— start Provided data —

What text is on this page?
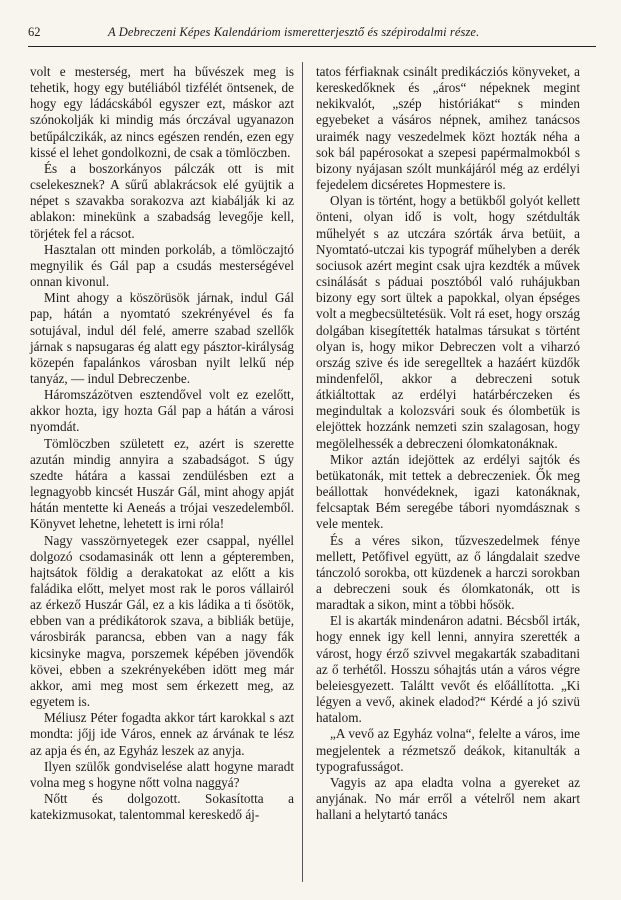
62	A Debreczeni Képes Kalendáriom ismeretterjesztő és szépirodalmi része.

volt e mesterség, mert ha bűvészek meg is tehetik, hogy egy butéliából tizfélét öntsenek, de hogy egy ládácskából egyszer ezt, máskor azt szónokolják ki mindig más órczával ugyanazon betűpálczikák, az nincs egészen rendén, ezen egy kissé el lehet gondolkozni, de csak a tömlöczben.

És a boszorkányos pálczák ott is mit cselekesznek? A sűrű ablakrácsok elé gyüjtik a népet s szavakba sorakozva azt kiabálják ki az ablakon: minekünk a szabadság levegője kell, törjétek fel a rácsot.

Hasztalan ott minden porkoláb, a tömlöczajtó megnyilik és Gál pap a csudás mesterségével onnan kivonul.

Mint ahogy a köszörüsök járnak, indul Gál pap, hátán a nyomtató szekrényével és fa sotujával, indul dél felé, amerre szabad szellők járnak s napsugaras ég alatt egy pásztor-királyság közepén fapalánkos városban nyilt lelkű nép tanyáz, — indul Debreczenbe.

Háromszázötven esztendővel volt ez ezelőtt, akkor hozta, igy hozta Gál pap a hátán a városi nyomdát.

Tömlöczben született ez, azért is szerette azután mindig annyira a szabadságot. S úgy szedte hátára a kassai zendülésben ezt a legnagyobb kincsét Huszár Gál, mint ahogy apját hátán mentette ki Aeneás a trójai veszedelemből. Könyvet lehetne, lehetett is irni róla!

Nagy vasszörnyetegek ezer csappal, nyéllel dolgozó csodamasinák ott lenn a gépteremben, hajtsátok földig a derakatokat az előtt a kis faládika előtt, melyet most rak le poros vállairól az érkező Huszár Gál, ez a kis ládika a ti ősötök, ebben van a prédikátorok szava, a bibliák betüje, városbirák parancsa, ebben van a nagy fák kicsinyke magva, porszemek képében jövendők kövei, ebben a szekrényekében idött meg már akkor, ami meg most sem érkezett meg, az egyetem is.

Méliusz Péter fogadta akkor tárt karokkal s azt mondta: jőjj ide Város, ennek az árvának te lész az apja és én, az Egyház leszek az anyja.

Ilyen szülők gondviselése alatt hogyne maradt volna meg s hogyne nőtt volna naggyá?

Nőtt és dolgozott. Sokasította a katekizmusokat, talentommal kereskedő áj-

tatos férfiaknak csinált predikácziós könyveket, a kereskedőknek és „áros“ népeknek megint nekikvalót, „szép históriákat“ s minden egyebeket a vásáros népnek, amihez tanácsos uraimék nagy veszedelmek közt hozták néha a sok bál papérosokat a szepesi papérmalmokból s bizony nyájasan szólt munkájáról még az erdélyi fejedelem dicséretes Hopmestere is.

Olyan is történt, hogy a betükből golyót kellett önteni, olyan idő is volt, hogy szétdulták műhelyét s az utczára szórták árva betüit, a Nyomtató-utczai kis typográf műhelyben a derék sociusok azért megint csak ujra kezdték a művek csinálását s páduai posztóból való ruhájukban bizony egy sort ültek a papokkal, olyan épséges volt a megbecsültetésük. Volt rá eset, hogy ország dolgában kisegítették hatalmas társukat s történt olyan is, hogy mikor Debreczen volt a viharzó ország szive és ide seregelltek a hazáért küzdők mindenfelől, akkor a debreczeni sotuk átkiáltottak az erdélyi határbérczeken és megindultak a kolozsvári souk és ólombetük is elejöttek hozzánk nemzeti szin szalagosan, hogy megölelhessék a debreczeni ólomkatonáknak.

Mikor aztán idejöttek az erdélyi sajtók és betükatonák, mit tettek a debreczeniek. Ők meg beállottak honvédeknek, igazi katonáknak, felcsaptak Bém seregébe tábori nyomdásznak s vele mentek.

És a véres sikon, tűzveszedelmek fénye mellett, Petőfivel együtt, az ő lángdalait szedve tánczoló sorokba, ott küzdenek a harczi sorokban a debreczeni souk és ólomkatonák, ott is maradtak a sikon, mint a többi hősök.

El is akarták mindenáron adatni. Bécsből irták, hogy ennek igy kell lenni, annyira szerették a várost, hogy érző szivvel megakarták szabaditani az ő terhétől. Hosszu sóhajtás után a város végre beleiesgyezett. Találtt vevőt és előállította. „Ki légyen a vevő, akinek eladod?“ Kérdé a jó szivü hatalom.

„A vevő az Egyház volna“, felelte a város, ime megjelentek a rézmetsző deákok, kitanulták a typografusságot.

Vagyis az apa eladta volna a gyereket az anyjának. No már erről a vételről nem akart hallani a helytartó tanács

— end Provided data —

Given request: Where a line contains "ennek", copy that line.

Written solution:
Méliusz Péter fogadta akkor tárt karokkal s azt mondta: jőjj ide Város, ennek az árvának te lész az apja és én, az Egyház leszek az anyja.
El is akarták mindenáron adatni. Bécsből irták, hogy ennek igy kell lenni, annyira szerették a várost, hogy érző szivvel megakarták szabaditani az ő terhétől. Hosszu sóhajtás után a város végre beleiesgyezett. Találtt vevőt és előállította. „Ki légyen a vevő, akinek eladod?“ Kérdé a jó szivü hatalom.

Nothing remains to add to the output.